§ PROVIDED DATA

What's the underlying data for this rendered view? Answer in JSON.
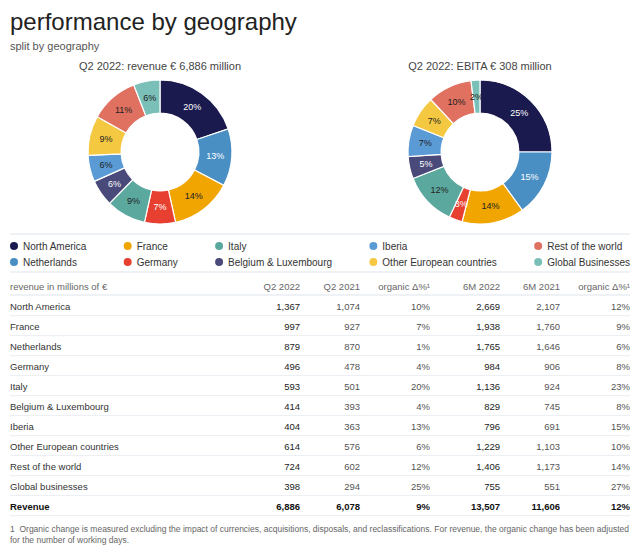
{
  "title": "performance by geography",
  "subtitle": "split by geography",
  "chart_data": [
    {
      "type": "pie",
      "title": "Q2 2022: revenue € 6,886 million",
      "categories": [
        "North America",
        "Netherlands",
        "France",
        "Germany",
        "Italy",
        "Belgium & Luxembourg",
        "Iberia",
        "Other European countries",
        "Rest of the world",
        "Global Businesses"
      ],
      "values": [
        20,
        13,
        14,
        7,
        9,
        6,
        6,
        9,
        11,
        6
      ],
      "value_labels": [
        "20%",
        "13%",
        "14%",
        "7%",
        "9%",
        "6%",
        "6%",
        "9%",
        "11%",
        "6%"
      ],
      "colors": [
        "#1a1a4e",
        "#4a8fc4",
        "#f0a500",
        "#e84030",
        "#5ba89e",
        "#4a4a7a",
        "#5b9bd5",
        "#f5c842",
        "#e07060",
        "#7abfb8"
      ],
      "data_labels": true,
      "legend": "bottom"
    },
    {
      "type": "pie",
      "title": "Q2 2022: EBITA € 308 million",
      "values": [
        25,
        15,
        14,
        3,
        12,
        5,
        7,
        7,
        10,
        2
      ],
      "value_labels": [
        "25%",
        "15%",
        "14%",
        "3%",
        "12%",
        "5%",
        "7%",
        "7%",
        "10%",
        "2%"
      ],
      "colors": [
        "#1a1a4e",
        "#4a8fc4",
        "#f0a500",
        "#e84030",
        "#5ba89e",
        "#4a4a7a",
        "#5b9bd5",
        "#f5c842",
        "#e07060",
        "#7abfb8"
      ],
      "data_labels": true
    },
    {
      "type": "table",
      "columns": [
        "revenue in millions of €",
        "Q2 2022",
        "Q2 2021",
        "organic Δ%¹",
        "6M 2022",
        "6M 2021",
        "organic Δ%¹"
      ],
      "rows": [
        [
          "North America",
          "1,367",
          "1,074",
          "10%",
          "2,669",
          "2,107",
          "12%"
        ],
        [
          "France",
          "997",
          "927",
          "7%",
          "1,938",
          "1,760",
          "9%"
        ],
        [
          "Netherlands",
          "879",
          "870",
          "1%",
          "1,765",
          "1,646",
          "6%"
        ],
        [
          "Germany",
          "496",
          "478",
          "4%",
          "984",
          "906",
          "8%"
        ],
        [
          "Italy",
          "593",
          "501",
          "20%",
          "1,136",
          "924",
          "23%"
        ],
        [
          "Belgium & Luxembourg",
          "414",
          "393",
          "4%",
          "829",
          "745",
          "8%"
        ],
        [
          "Iberia",
          "404",
          "363",
          "13%",
          "796",
          "691",
          "15%"
        ],
        [
          "Other European countries",
          "614",
          "576",
          "6%",
          "1,229",
          "1,103",
          "10%"
        ],
        [
          "Rest of the world",
          "724",
          "602",
          "12%",
          "1,406",
          "1,173",
          "14%"
        ],
        [
          "Global businesses",
          "398",
          "294",
          "25%",
          "755",
          "551",
          "27%"
        ],
        [
          "Revenue",
          "6,886",
          "6,078",
          "9%",
          "13,507",
          "11,606",
          "12%"
        ]
      ],
      "annotations": [
        "1  Organic change is measured excluding the impact of currencies, acquisitions, disposals, and reclassifications. For revenue, the organic change has been adjusted for the number of working days."
      ]
    }
  ]
}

§ YOUR INSTRUCTIONS
Copy the records word for word, leaving no picture in the copy.

§ FINAL RESULT
What's the underlying data for this rendered view? Answer in JSON.
{
  "title": "performance by geography",
  "subtitle": "split by geography",
  "chart_data": [
    {
      "type": "pie",
      "title": "Q2 2022: revenue € 6,886 million",
      "categories": [
        "North America",
        "Netherlands",
        "France",
        "Germany",
        "Italy",
        "Belgium & Luxembourg",
        "Iberia",
        "Other European countries",
        "Rest of the world",
        "Global Businesses"
      ],
      "values": [
        20,
        13,
        14,
        7,
        9,
        6,
        6,
        9,
        11,
        6
      ],
      "value_labels": [
        "20%",
        "13%",
        "14%",
        "7%",
        "9%",
        "6%",
        "6%",
        "9%",
        "11%",
        "6%"
      ],
      "colors": [
        "#1a1a4e",
        "#4a8fc4",
        "#f0a500",
        "#e84030",
        "#5ba89e",
        "#4a4a7a",
        "#5b9bd5",
        "#f5c842",
        "#e07060",
        "#7abfb8"
      ],
      "data_labels": true,
      "legend": "bottom"
    },
    {
      "type": "pie",
      "title": "Q2 2022: EBITA € 308 million",
      "values": [
        25,
        15,
        14,
        3,
        12,
        5,
        7,
        7,
        10,
        2
      ],
      "value_labels": [
        "25%",
        "15%",
        "14%",
        "3%",
        "12%",
        "5%",
        "7%",
        "7%",
        "10%",
        "2%"
      ],
      "colors": [
        "#1a1a4e",
        "#4a8fc4",
        "#f0a500",
        "#e84030",
        "#5ba89e",
        "#4a4a7a",
        "#5b9bd5",
        "#f5c842",
        "#e07060",
        "#7abfb8"
      ],
      "data_labels": true
    },
    {
      "type": "table",
      "columns": [
        "revenue in millions of €",
        "Q2 2022",
        "Q2 2021",
        "organic Δ%¹",
        "6M 2022",
        "6M 2021",
        "organic Δ%¹"
      ],
      "rows": [
        [
          "North America",
          "1,367",
          "1,074",
          "10%",
          "2,669",
          "2,107",
          "12%"
        ],
        [
          "France",
          "997",
          "927",
          "7%",
          "1,938",
          "1,760",
          "9%"
        ],
        [
          "Netherlands",
          "879",
          "870",
          "1%",
          "1,765",
          "1,646",
          "6%"
        ],
        [
          "Germany",
          "496",
          "478",
          "4%",
          "984",
          "906",
          "8%"
        ],
        [
          "Italy",
          "593",
          "501",
          "20%",
          "1,136",
          "924",
          "23%"
        ],
        [
          "Belgium & Luxembourg",
          "414",
          "393",
          "4%",
          "829",
          "745",
          "8%"
        ],
        [
          "Iberia",
          "404",
          "363",
          "13%",
          "796",
          "691",
          "15%"
        ],
        [
          "Other European countries",
          "614",
          "576",
          "6%",
          "1,229",
          "1,103",
          "10%"
        ],
        [
          "Rest of the world",
          "724",
          "602",
          "12%",
          "1,406",
          "1,173",
          "14%"
        ],
        [
          "Global businesses",
          "398",
          "294",
          "25%",
          "755",
          "551",
          "27%"
        ],
        [
          "Revenue",
          "6,886",
          "6,078",
          "9%",
          "13,507",
          "11,606",
          "12%"
        ]
      ],
      "annotations": [
        "1  Organic change is measured excluding the impact of currencies, acquisitions, disposals, and reclassifications. For revenue, the organic change has been adjusted for the number of working days."
      ]
    }
  ]
}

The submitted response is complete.